"""

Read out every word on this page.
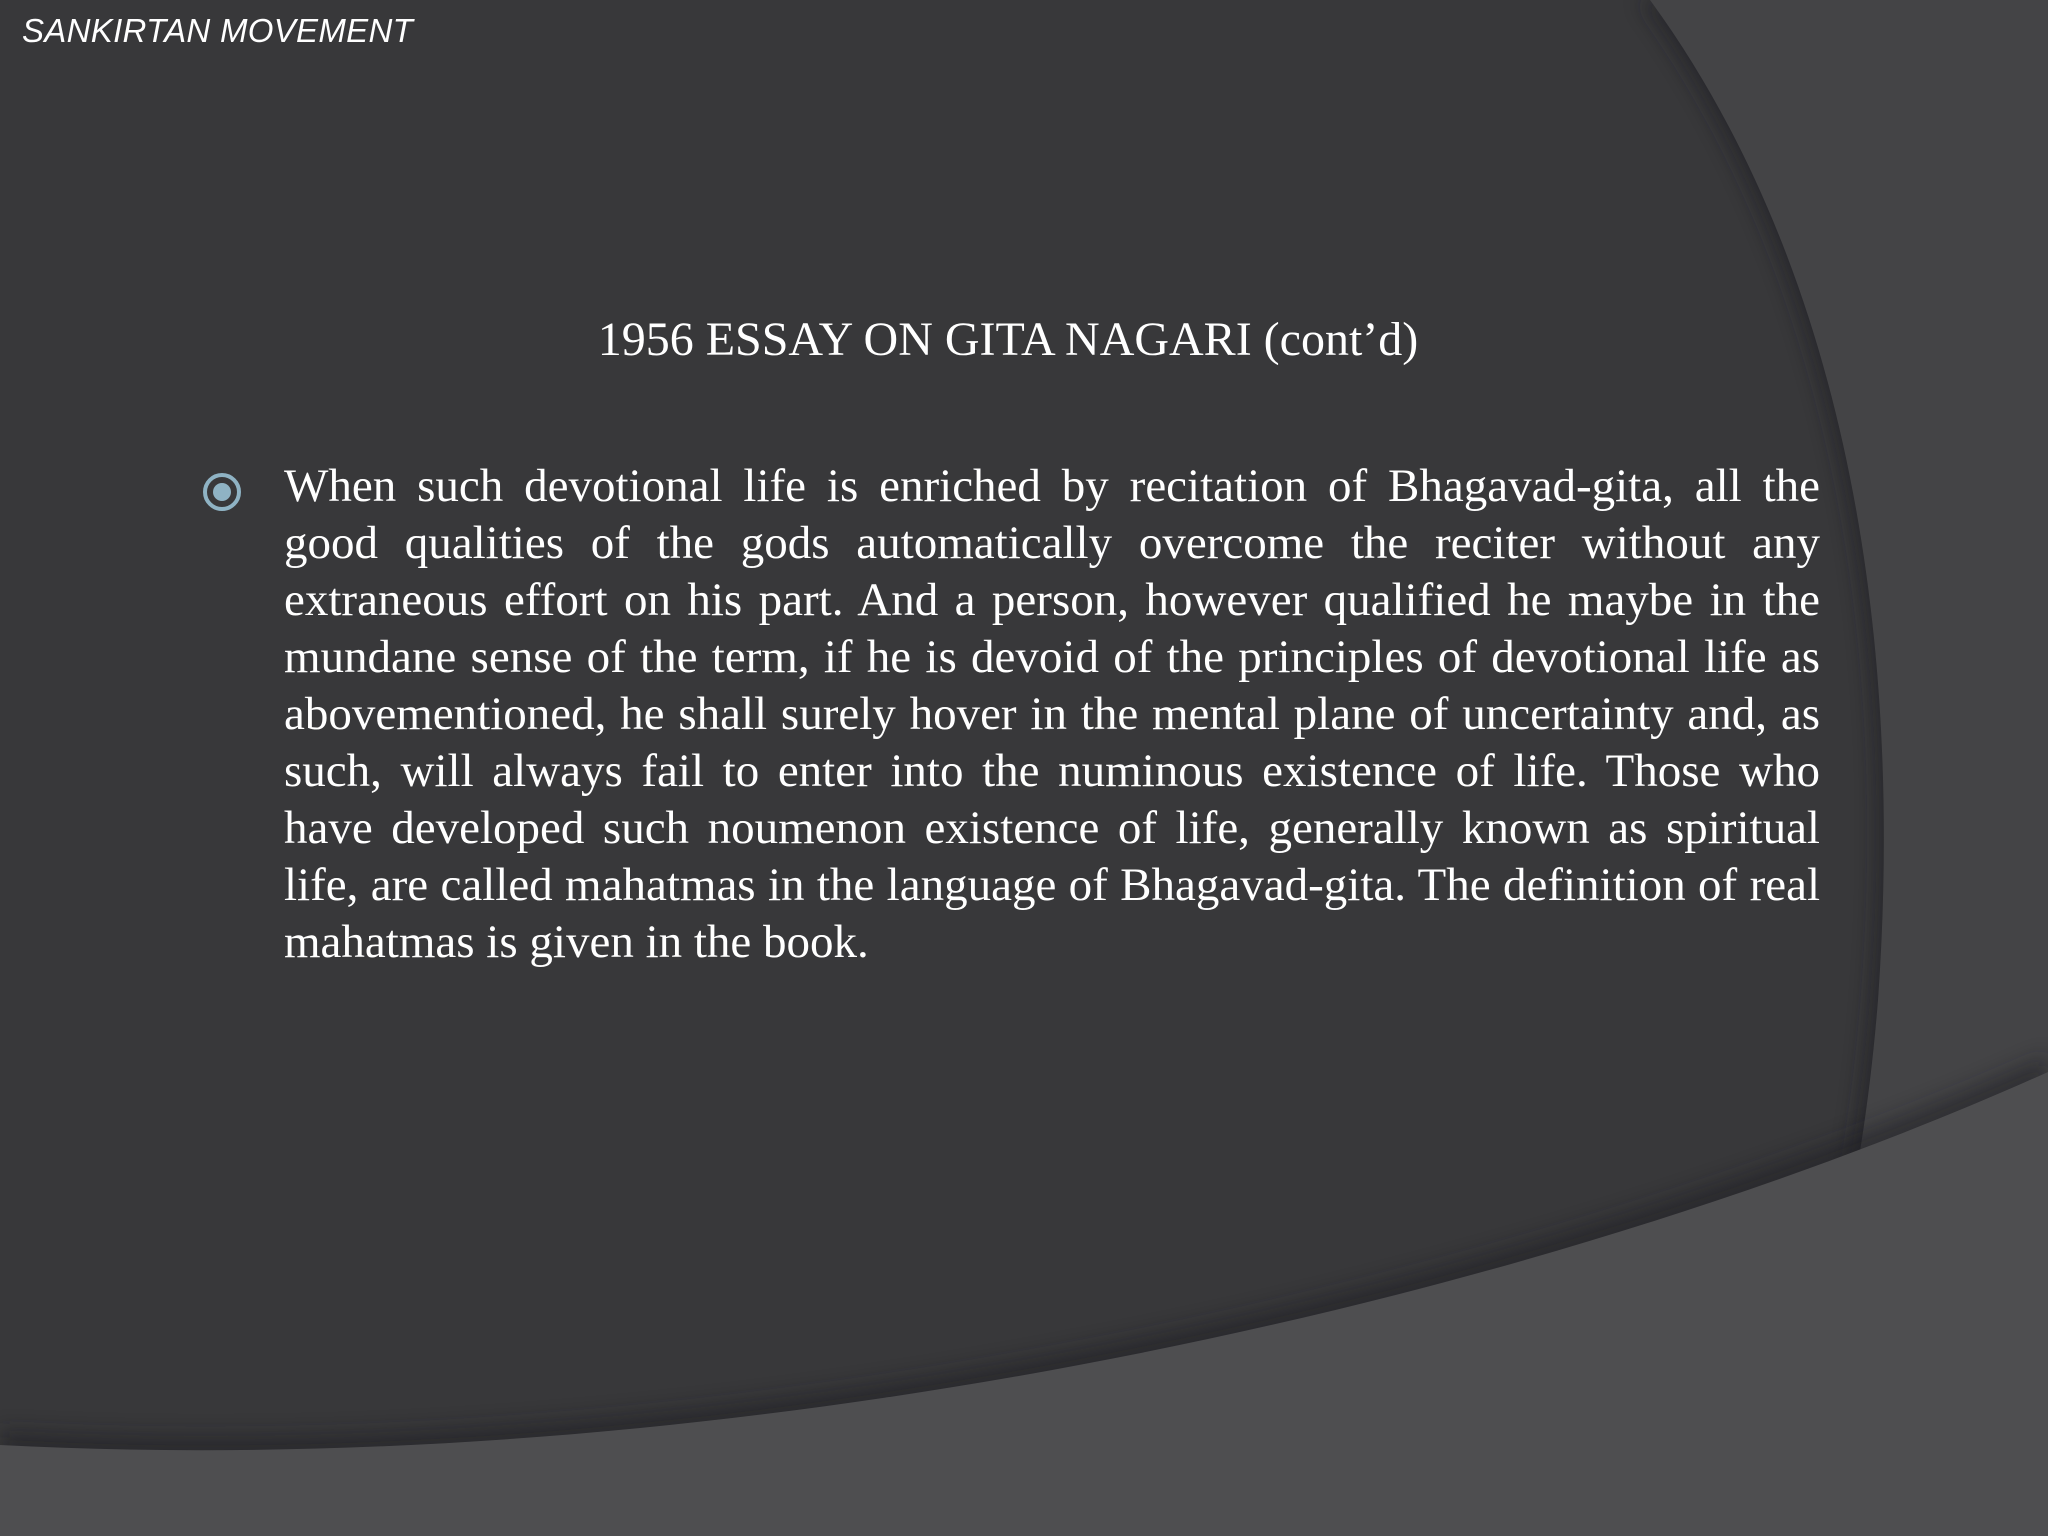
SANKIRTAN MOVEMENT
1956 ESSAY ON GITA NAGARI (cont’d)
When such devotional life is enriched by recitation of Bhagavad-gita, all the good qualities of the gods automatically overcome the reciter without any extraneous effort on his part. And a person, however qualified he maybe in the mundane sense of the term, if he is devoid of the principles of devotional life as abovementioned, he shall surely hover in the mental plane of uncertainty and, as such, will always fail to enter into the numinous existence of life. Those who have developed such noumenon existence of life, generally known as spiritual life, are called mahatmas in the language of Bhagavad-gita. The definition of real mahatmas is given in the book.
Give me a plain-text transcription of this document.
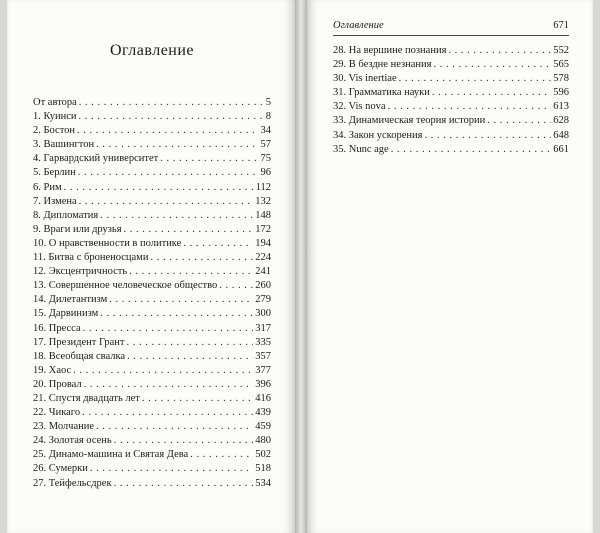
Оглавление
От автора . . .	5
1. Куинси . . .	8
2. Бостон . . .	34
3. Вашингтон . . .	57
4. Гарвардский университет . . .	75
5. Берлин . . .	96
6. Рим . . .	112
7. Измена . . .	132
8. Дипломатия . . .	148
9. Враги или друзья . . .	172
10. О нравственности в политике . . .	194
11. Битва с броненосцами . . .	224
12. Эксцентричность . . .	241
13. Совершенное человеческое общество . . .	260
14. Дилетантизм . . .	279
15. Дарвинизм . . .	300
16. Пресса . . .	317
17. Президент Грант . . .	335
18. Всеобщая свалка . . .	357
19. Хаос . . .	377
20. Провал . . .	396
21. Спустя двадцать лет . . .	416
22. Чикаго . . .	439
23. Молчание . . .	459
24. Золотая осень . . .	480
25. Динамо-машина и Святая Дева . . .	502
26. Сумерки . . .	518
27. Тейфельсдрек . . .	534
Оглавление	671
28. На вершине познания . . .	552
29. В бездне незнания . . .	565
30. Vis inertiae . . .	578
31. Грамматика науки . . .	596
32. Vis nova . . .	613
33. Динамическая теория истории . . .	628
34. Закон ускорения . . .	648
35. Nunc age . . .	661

"""

• TASK BRIEF:
Show, from the material above, each line that includes the string "this".

• EXERCISE SOLUTION:
Read out every word on this page.
Give me a plain-text transcription of this document.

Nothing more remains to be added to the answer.